Try it —
Start to finish, the listing must be rewritten exactly.

Record extracts —

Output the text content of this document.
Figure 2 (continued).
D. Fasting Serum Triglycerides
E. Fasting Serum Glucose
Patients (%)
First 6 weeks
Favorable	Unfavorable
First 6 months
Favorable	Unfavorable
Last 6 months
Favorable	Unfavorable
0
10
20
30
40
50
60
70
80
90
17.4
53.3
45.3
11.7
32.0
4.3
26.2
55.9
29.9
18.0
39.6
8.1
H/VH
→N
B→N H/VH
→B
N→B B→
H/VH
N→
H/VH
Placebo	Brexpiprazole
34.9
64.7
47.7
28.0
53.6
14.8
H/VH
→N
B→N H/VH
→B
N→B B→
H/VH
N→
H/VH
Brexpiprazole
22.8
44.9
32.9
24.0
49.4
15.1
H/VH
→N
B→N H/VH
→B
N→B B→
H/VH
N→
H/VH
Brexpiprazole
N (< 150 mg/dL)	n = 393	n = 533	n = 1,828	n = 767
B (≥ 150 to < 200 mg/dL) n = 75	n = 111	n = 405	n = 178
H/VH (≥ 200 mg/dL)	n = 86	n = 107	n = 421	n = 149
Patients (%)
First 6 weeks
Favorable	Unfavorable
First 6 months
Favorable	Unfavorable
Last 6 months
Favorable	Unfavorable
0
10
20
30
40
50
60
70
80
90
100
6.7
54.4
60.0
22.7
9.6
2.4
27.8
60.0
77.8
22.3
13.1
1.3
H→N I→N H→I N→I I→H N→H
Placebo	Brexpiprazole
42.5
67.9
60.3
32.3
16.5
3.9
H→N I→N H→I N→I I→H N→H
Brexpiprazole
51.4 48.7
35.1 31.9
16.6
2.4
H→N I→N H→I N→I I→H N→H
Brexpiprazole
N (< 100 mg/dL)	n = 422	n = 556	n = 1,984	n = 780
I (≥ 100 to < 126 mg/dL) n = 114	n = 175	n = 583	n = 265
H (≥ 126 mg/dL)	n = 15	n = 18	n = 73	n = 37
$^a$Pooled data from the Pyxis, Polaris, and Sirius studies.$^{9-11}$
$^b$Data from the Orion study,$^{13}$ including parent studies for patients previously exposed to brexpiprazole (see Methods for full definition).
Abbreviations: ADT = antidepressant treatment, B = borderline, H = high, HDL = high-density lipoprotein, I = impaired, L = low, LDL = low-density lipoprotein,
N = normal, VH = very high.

Result of the task —
Output the text content of this document.
Figure 2 (continued).
D. Fasting Serum Triglycerides
E. Fasting Serum Glucose
Patients (%)
First 6 weeks
Favorable	Unfavorable
First 6 months
Favorable	Unfavorable
Last 6 months
Favorable	Unfavorable
0
10
20
30
40
50
60
70
80
90
17.4
53.3
45.3
11.7
32.0
4.3
26.2
55.9
29.9
18.0
39.6
8.1
H/VH
→N
B→N H/VH
→B
N→B B→
H/VH
N→
H/VH
Placebo	Brexpiprazole
34.9
64.7
47.7
28.0
53.6
14.8
H/VH
→N
B→N H/VH
→B
N→B B→
H/VH
N→
H/VH
Brexpiprazole
22.8
44.9
32.9
24.0
49.4
15.1
H/VH
→N
B→N H/VH
→B
N→B B→
H/VH
N→
H/VH
Brexpiprazole
N (< 150 mg/dL)	n = 393	n = 533	n = 1,828	n = 767
B (≥ 150 to < 200 mg/dL) n = 75	n = 111	n = 405	n = 178
H/VH (≥ 200 mg/dL)	n = 86	n = 107	n = 421	n = 149
Patients (%)
First 6 weeks
Favorable	Unfavorable
First 6 months
Favorable	Unfavorable
Last 6 months
Favorable	Unfavorable
0
10
20
30
40
50
60
70
80
90
100
6.7
54.4
60.0
22.7
9.6
2.4
27.8
60.0
77.8
22.3
13.1
1.3
H→N I→N H→I N→I I→H N→H
Placebo	Brexpiprazole
42.5
67.9
60.3
32.3
16.5
3.9
H→N I→N H→I N→I I→H N→H
Brexpiprazole
51.4 48.7
35.1 31.9
16.6
2.4
H→N I→N H→I N→I I→H N→H
Brexpiprazole
N (< 100 mg/dL)	n = 422	n = 556	n = 1,984	n = 780
I (≥ 100 to < 126 mg/dL) n = 114	n = 175	n = 583	n = 265
H (≥ 126 mg/dL)	n = 15	n = 18	n = 73	n = 37
$^a$Pooled data from the Pyxis, Polaris, and Sirius studies.$^{9-11}$
$^b$Data from the Orion study,$^{13}$ including parent studies for patients previously exposed to brexpiprazole (see Methods for full definition).
Abbreviations: ADT = antidepressant treatment, B = borderline, H = high, HDL = high-density lipoprotein, I = impaired, L = low, LDL = low-density lipoprotein,
N = normal, VH = very high.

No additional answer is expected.